Part of a data file:
──────────────────────────────

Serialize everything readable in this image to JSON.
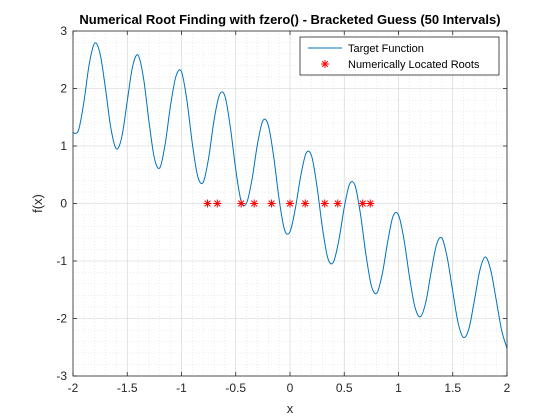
{
  "chart_data": {
    "type": "line",
    "title": "Numerical Root Finding with fzero() - Bracketed Guess (50 Intervals)",
    "xlabel": "x",
    "ylabel": "f(x)",
    "xlim": [
      -2,
      2
    ],
    "ylim": [
      -3,
      3
    ],
    "xticks": [
      -2,
      -1.5,
      -1,
      -0.5,
      0,
      0.5,
      1,
      1.5,
      2
    ],
    "xtick_labels": [
      "-2",
      "-1.5",
      "-1",
      "-0.5",
      "0",
      "0.5",
      "1",
      "1.5",
      "2"
    ],
    "yticks": [
      -3,
      -2,
      -1,
      0,
      1,
      2,
      3
    ],
    "ytick_labels": [
      "-3",
      "-2",
      "-1",
      "0",
      "1",
      "2",
      "3"
    ],
    "grid": true,
    "minor_grid": true,
    "legend_position": "top-right",
    "series": [
      {
        "name": "Target Function",
        "kind": "line",
        "color": "#0072BD",
        "x": [
          -2.0,
          -1.95,
          -1.9,
          -1.85,
          -1.8,
          -1.75,
          -1.7,
          -1.65,
          -1.6,
          -1.55,
          -1.5,
          -1.45,
          -1.4,
          -1.35,
          -1.3,
          -1.25,
          -1.2,
          -1.15,
          -1.1,
          -1.05,
          -1.0,
          -0.95,
          -0.9,
          -0.85,
          -0.8,
          -0.75,
          -0.7,
          -0.65,
          -0.6,
          -0.55,
          -0.5,
          -0.45,
          -0.4,
          -0.35,
          -0.3,
          -0.25,
          -0.2,
          -0.15,
          -0.1,
          -0.05,
          0.0,
          0.05,
          0.1,
          0.15,
          0.2,
          0.25,
          0.3,
          0.35,
          0.4,
          0.45,
          0.5,
          0.55,
          0.6,
          0.65,
          0.7,
          0.75,
          0.8,
          0.85,
          0.9,
          0.95,
          1.0,
          1.05,
          1.1,
          1.15,
          1.2,
          1.25,
          1.3,
          1.35,
          1.4,
          1.45,
          1.5,
          1.55,
          1.6,
          1.65,
          1.7,
          1.75,
          1.8,
          1.85,
          1.9,
          1.95,
          2.0
        ],
        "y": [
          1.23,
          1.27,
          1.76,
          2.43,
          2.79,
          2.6,
          1.99,
          1.3,
          0.95,
          1.16,
          1.78,
          2.39,
          2.58,
          2.18,
          1.43,
          0.79,
          0.62,
          1.04,
          1.72,
          2.22,
          2.29,
          1.79,
          1.04,
          0.47,
          0.37,
          0.79,
          1.45,
          1.89,
          1.87,
          1.33,
          0.59,
          0.04,
          0.01,
          0.42,
          1.03,
          1.44,
          1.36,
          0.81,
          0.07,
          -0.46,
          -0.49,
          -0.08,
          0.49,
          0.88,
          0.82,
          0.28,
          -0.44,
          -0.96,
          -1.02,
          -0.64,
          -0.07,
          0.34,
          0.31,
          -0.19,
          -0.89,
          -1.43,
          -1.56,
          -1.23,
          -0.67,
          -0.22,
          -0.2,
          -0.62,
          -1.26,
          -1.79,
          -1.97,
          -1.73,
          -1.2,
          -0.72,
          -0.6,
          -0.95,
          -1.53,
          -2.08,
          -2.33,
          -2.17,
          -1.68,
          -1.16,
          -0.93,
          -1.16,
          -1.67,
          -2.2,
          -2.52
        ]
      },
      {
        "name": "Numerically Located Roots",
        "kind": "scatter",
        "color": "#FF0000",
        "x": [
          -0.76,
          -0.67,
          -0.45,
          -0.33,
          -0.17,
          0.0,
          0.14,
          0.32,
          0.44,
          0.67,
          0.74
        ],
        "y": [
          0,
          0,
          0,
          0,
          0,
          0,
          0,
          0,
          0,
          0,
          0
        ]
      }
    ]
  }
}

──────────────────────────────

THE REQUEST:
Copy every line in the listing above where the string "name" turns up.

SOLVED PROBLEM:
        "name": "Target Function",
        "name": "Numerically Located Roots",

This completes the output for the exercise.